→ Data extract:
————————

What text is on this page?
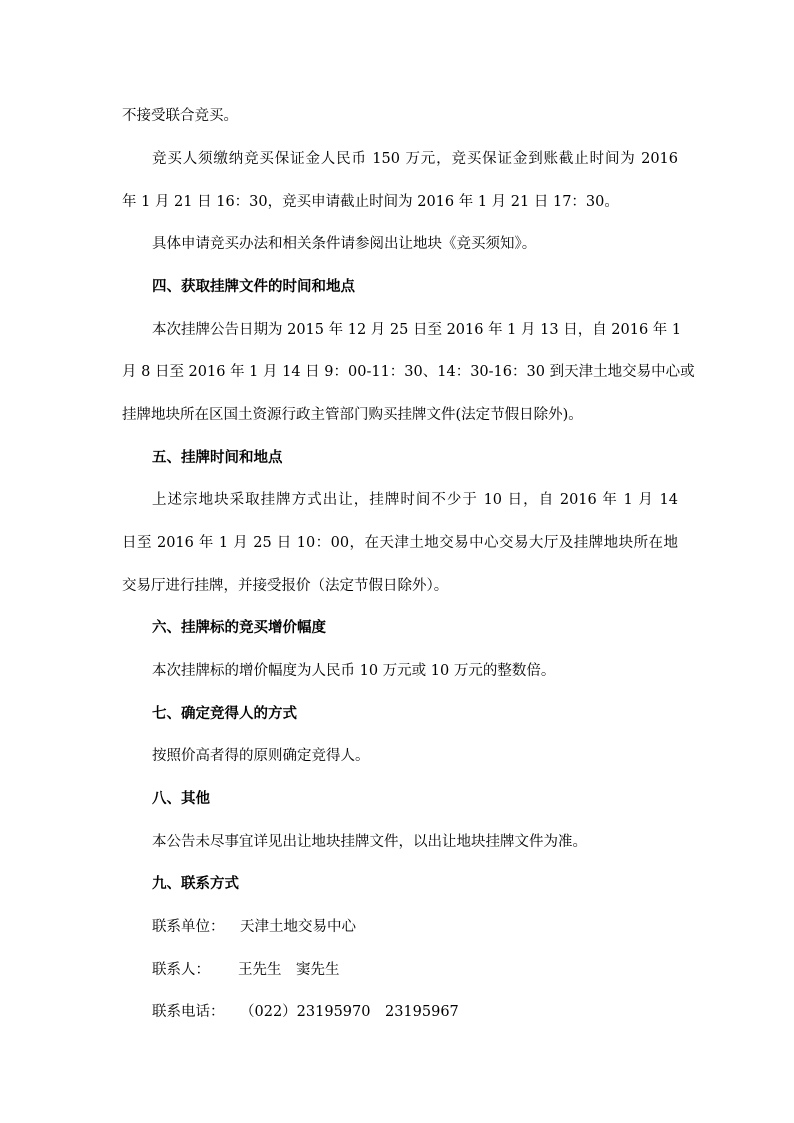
不接受联合竞买。
竞买人须缴纳竞买保证金人民币 150 万元，竞买保证金到账截止时间为 2016
年 1 月 21 日 16：30，竞买申请截止时间为 2016 年 1 月 21 日 17：30。
具体申请竞买办法和相关条件请参阅出让地块《竞买须知》。
四、获取挂牌文件的时间和地点
本次挂牌公告日期为 2015 年 12 月 25 日至 2016 年 1 月 13 日，自 2016 年 1
月 8 日至 2016 年 1 月 14 日 9：00-11：30、14：30-16：30 到天津土地交易中心或
挂牌地块所在区国土资源行政主管部门购买挂牌文件(法定节假日除外)。
五、挂牌时间和地点
上述宗地块采取挂牌方式出让，挂牌时间不少于 10 日，自 2016 年 1 月 14
日至 2016 年 1 月 25 日 10：00，在天津土地交易中心交易大厅及挂牌地块所在地
交易厅进行挂牌，并接受报价（法定节假日除外）。
六、挂牌标的竞买增价幅度
本次挂牌标的增价幅度为人民币 10 万元或 10 万元的整数倍。
七、确定竞得人的方式
按照价高者得的原则确定竞得人。
八、其他
本公告未尽事宜详见出让地块挂牌文件，以出让地块挂牌文件为准。
九、联系方式
联系单位： 天津土地交易中心
联系人： 王先生　窦先生
联系电话： （022）23195970　23195967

————————

→ What the exercise asks: Among the lines of the material, find those that hold the word "法定节假日除外" and copy them.

→ Output for this task:
挂牌地块所在区国土资源行政主管部门购买挂牌文件(法定节假日除外)。
交易厅进行挂牌，并接受报价（法定节假日除外）。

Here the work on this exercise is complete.